Short task: Extend the forum reply below, which argues over the Catholic Church's teaching on slavery, by writing what comes after its last sentence.

They ignored Catholic teaching. Yes, and? In terms of slavery they clearly took a Protestant viewpoint (i.e. we will ignore Church tradition).

“Were they (gasp) Southern Baptist?”

No, they were just Protestant like in their attitudes toward slavery rather than actually being so spiritually dead as to form a whole new sect in order to protect their “God-given” rights to oppress and rape their slaves like the Southern Baptists.

“I don’t seem to recall that they were, if so. I recall their being ... Catholic.”

Ones who listened to the Church in regard to its teachings n slavery? Clearly not.

“Where did unreconstructed Confederates go after the war?”

Some went to Mexico - where there was no slavery at that point. Some went elsewhere where there was. All you’re telling me is that those who had the Protestant-like view of slavery congregated together no matter what their professed creed. And?

“And, what religion controlled those countries?”

None. No religion controlled those countries. They all had secular governments. None of them was led by a bishop or pope or ecumenical council.

“When was slavery finally outlawed in those Catholic countries?”

Irrelevant. It only matters when the Church outlawed it - and that was always in essence. When countries - not controlled by the Church - chose to outlaw slavery is irrelevant to the teachings and actions of the Church.

“It was after the US Civil War, I do know that for a fact.”

And what Church “controlled” the U.S.? None. It was a secular country. Does that mean that there were not Protestants and Catholics alike opposed to slavery? No.

Data lines:
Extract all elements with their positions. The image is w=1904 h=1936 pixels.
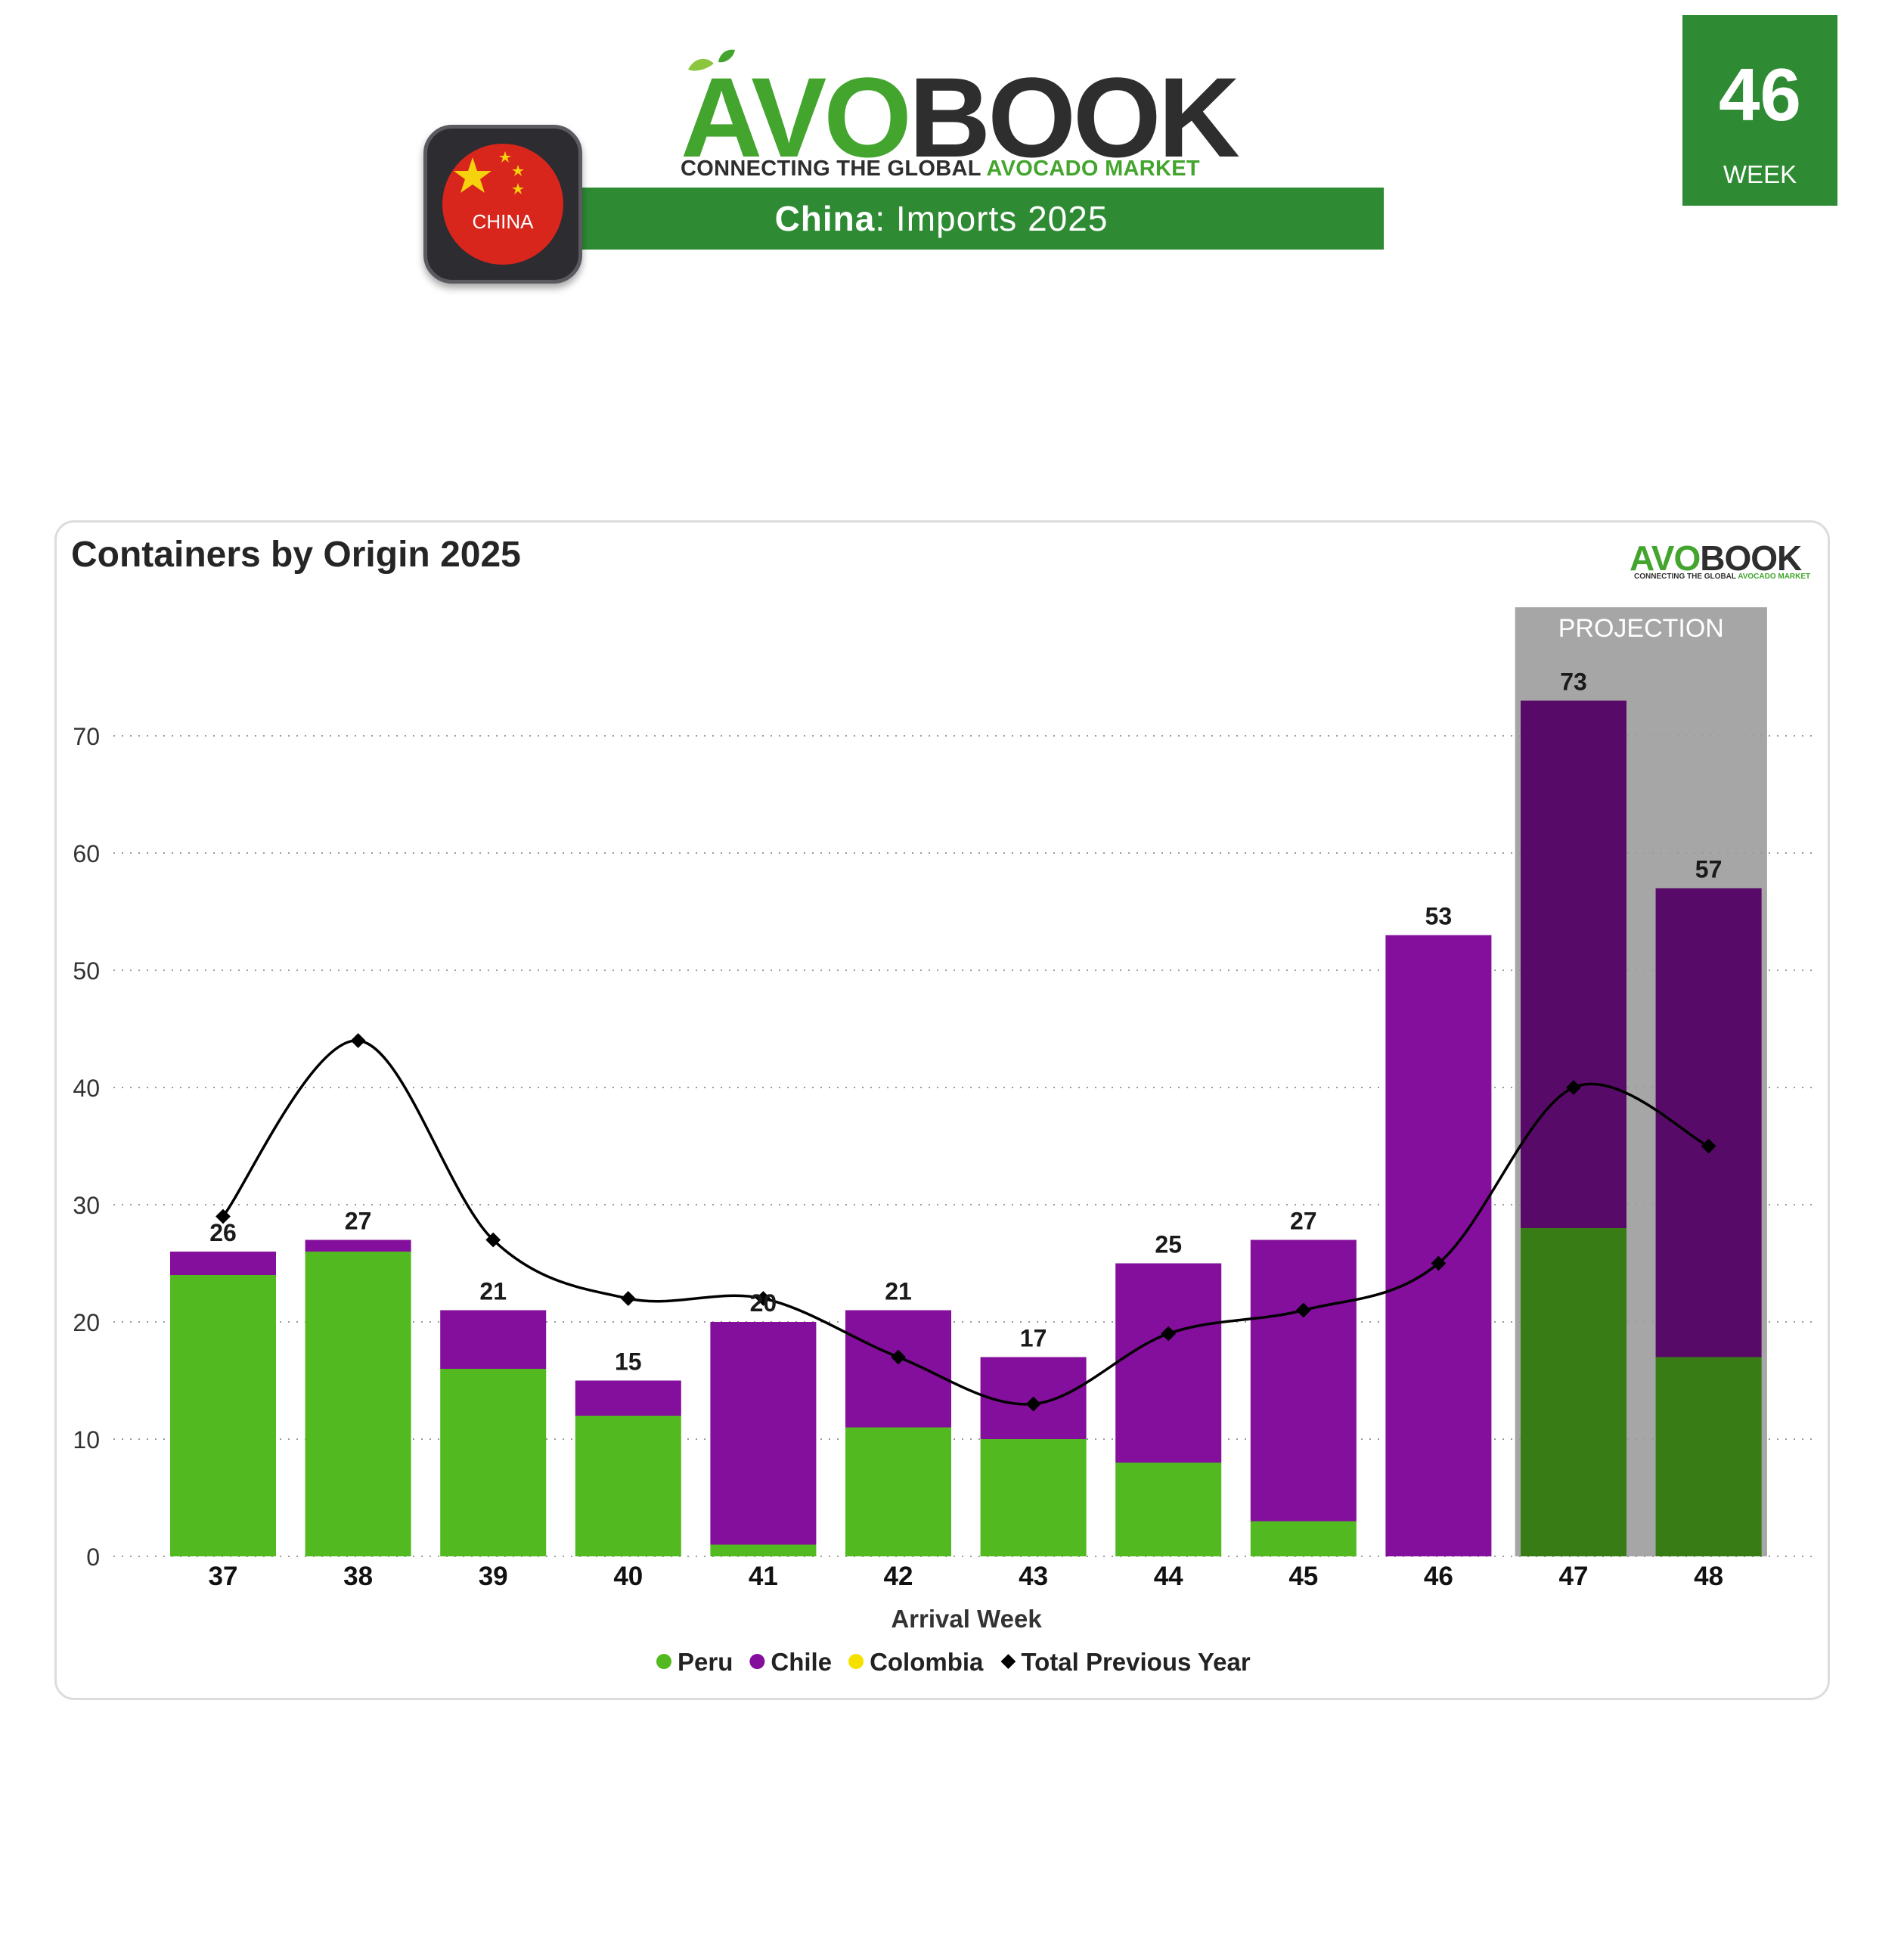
x-tick-label: 45 xyxy=(1288,1562,1318,1591)
x-tick-label: 39 xyxy=(479,1562,508,1591)
bar-chile-40 xyxy=(575,1380,681,1416)
x-tick-label: 40 xyxy=(613,1562,643,1591)
bar-chile-41 xyxy=(710,1322,817,1545)
legend-marker-total-previous-year xyxy=(1000,1654,1016,1669)
x-tick-label: 44 xyxy=(1154,1562,1183,1591)
total-label-44: 25 xyxy=(1155,1231,1182,1258)
logo-wordmark: AVOBOOK xyxy=(681,54,1240,181)
x-tick-label: 48 xyxy=(1694,1562,1723,1591)
chart-title: Containers by Origin 2025 xyxy=(71,535,521,575)
total-label-37: 26 xyxy=(209,1219,237,1246)
previous-year-marker-46 xyxy=(1431,1255,1447,1271)
bar-chile-39 xyxy=(440,1310,547,1369)
total-label-43: 17 xyxy=(1020,1325,1047,1352)
total-label-45: 27 xyxy=(1290,1208,1317,1235)
chart-logo: AVOBOOK CONNECTING THE GLOBAL AVOCADO MA… xyxy=(1630,538,1811,581)
bar-peru-43 xyxy=(980,1439,1087,1556)
previous-year-marker-37 xyxy=(216,1208,231,1224)
bar-peru-45 xyxy=(1250,1521,1357,1556)
bar-peru-48 xyxy=(1655,1357,1762,1556)
previous-year-marker-45 xyxy=(1295,1302,1311,1318)
bar-peru-40 xyxy=(575,1416,681,1556)
legend-marker-colombia xyxy=(848,1654,864,1669)
page-title: China: Imports 2025 xyxy=(774,199,1109,238)
previous-year-marker-44 xyxy=(1161,1326,1177,1342)
y-tick-label: 30 xyxy=(73,1192,100,1219)
legend-label-colombia: Colombia xyxy=(870,1648,984,1676)
projection-bar-shade-48 xyxy=(1655,888,1762,1556)
china-flag-badge: CHINA xyxy=(423,125,582,284)
week-number: 46 xyxy=(1718,53,1801,136)
previous-year-marker-39 xyxy=(485,1232,501,1248)
x-tick-label: 41 xyxy=(749,1562,778,1591)
bar-peru-44 xyxy=(1115,1463,1222,1556)
legend-label-peru: Peru xyxy=(678,1648,733,1676)
bar-chile-45 xyxy=(1250,1239,1357,1522)
total-label-40: 15 xyxy=(615,1348,642,1376)
bar-peru-38 xyxy=(305,1252,411,1556)
legend-label-total-previous-year: Total Previous Year xyxy=(1021,1648,1250,1676)
projection-label: PROJECTION xyxy=(1558,614,1724,643)
previous-year-marker-38 xyxy=(350,1033,366,1048)
total-label-41: 20 xyxy=(750,1289,777,1317)
y-tick-label: 70 xyxy=(73,723,100,750)
total-label-39: 21 xyxy=(479,1278,507,1305)
week-badge: 46 WEEK xyxy=(1682,15,1837,206)
previous-year-marker-43 xyxy=(1025,1396,1041,1412)
bar-peru-39 xyxy=(440,1369,547,1556)
previous-year-marker-47 xyxy=(1566,1080,1581,1095)
flag-label: CHINA xyxy=(472,210,534,233)
legend-marker-chile xyxy=(749,1654,765,1669)
bar-peru-37 xyxy=(170,1275,276,1556)
y-tick-label: 40 xyxy=(73,1075,100,1102)
china-flag-icon: CHINA xyxy=(442,144,563,265)
total-label-47: 73 xyxy=(1560,669,1587,696)
bar-peru-41 xyxy=(710,1544,817,1556)
y-tick-label: 20 xyxy=(73,1309,100,1336)
bar-peru-42 xyxy=(845,1427,951,1556)
previous-year-marker-40 xyxy=(620,1291,636,1306)
legend-label-chile: Chile xyxy=(771,1648,832,1676)
previous-year-marker-48 xyxy=(1701,1138,1716,1154)
week-label: WEEK xyxy=(1723,160,1797,188)
x-tick-label: 46 xyxy=(1424,1562,1453,1591)
x-tick-label: 47 xyxy=(1559,1562,1589,1591)
projection-bar-shade-47 xyxy=(1521,700,1626,1556)
avobook-logo: AVOBOOK CONNECTING THE GLOBAL AVOCADO MA… xyxy=(681,47,1240,187)
x-tick-label: 43 xyxy=(1019,1562,1048,1591)
x-tick-label: 37 xyxy=(209,1562,238,1591)
total-label-46: 53 xyxy=(1425,903,1453,930)
previous-year-line xyxy=(222,1039,1710,1406)
x-tick-label: 42 xyxy=(884,1562,913,1591)
bar-chile-42 xyxy=(845,1310,951,1428)
y-tick-label: 10 xyxy=(73,1426,100,1454)
bar-chile-37 xyxy=(170,1252,276,1275)
x-tick-label: 38 xyxy=(343,1562,373,1591)
y-tick-label: 60 xyxy=(73,840,100,867)
logo-tagline: CONNECTING THE GLOBAL AVOCADO MARKET xyxy=(681,157,1200,181)
bar-peru-47 xyxy=(1521,1228,1626,1556)
bar-chile-38 xyxy=(305,1239,411,1252)
page-title-bar: China: Imports 2025 xyxy=(499,188,1384,250)
y-tick-label: 50 xyxy=(73,957,100,985)
total-label-42: 21 xyxy=(885,1278,912,1305)
leaf-icon xyxy=(688,49,735,71)
total-label-38: 27 xyxy=(345,1208,372,1235)
x-axis-label: Arrival Week xyxy=(891,1605,1042,1633)
total-label-48: 57 xyxy=(1695,856,1723,883)
y-tick-label: 0 xyxy=(86,1544,100,1571)
bar-chile-47 xyxy=(1521,700,1626,1228)
legend-marker-peru xyxy=(656,1654,671,1669)
bar-chile-44 xyxy=(1115,1263,1222,1463)
bar-chile-46 xyxy=(1385,935,1492,1556)
previous-year-marker-41 xyxy=(755,1291,771,1306)
previous-year-marker-42 xyxy=(891,1349,906,1365)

The response:
“And, what did Pope Pius IX have to say about the matter?”

Nothing unusual. Pope Pius IX, being rather determined to maintain the status quo - he is what would be referred to as a “conservative” - sought to deal with slavery as something that could not be denied as actually existing and tried to mitigate the worst aspects of it. He probably assumed slavery would be around for quite sometime. As someone who wanted to mitigate the worst aspects of slavery, and probably felt that slavery had already been sufficiently condemned by Clement I, Pius II, Paul II, Urban VIII (1639), Benedict XIV (1741), Pius VII, and Gregory XVI, Pius instead did things like canonize St. Peter Claver in 1850. If you know who he is, then you know why. Most likely you don’t know and won’t know why.

Either way, Pius IX called the slave trade “supreme villainy”. http://www.newadvent.org/cathen/14036a.htm

“He’s oddly absent from certain resources that should hold prior Popes in high regard.”

Well, I guess those “resources” are not as well informed as I just made you.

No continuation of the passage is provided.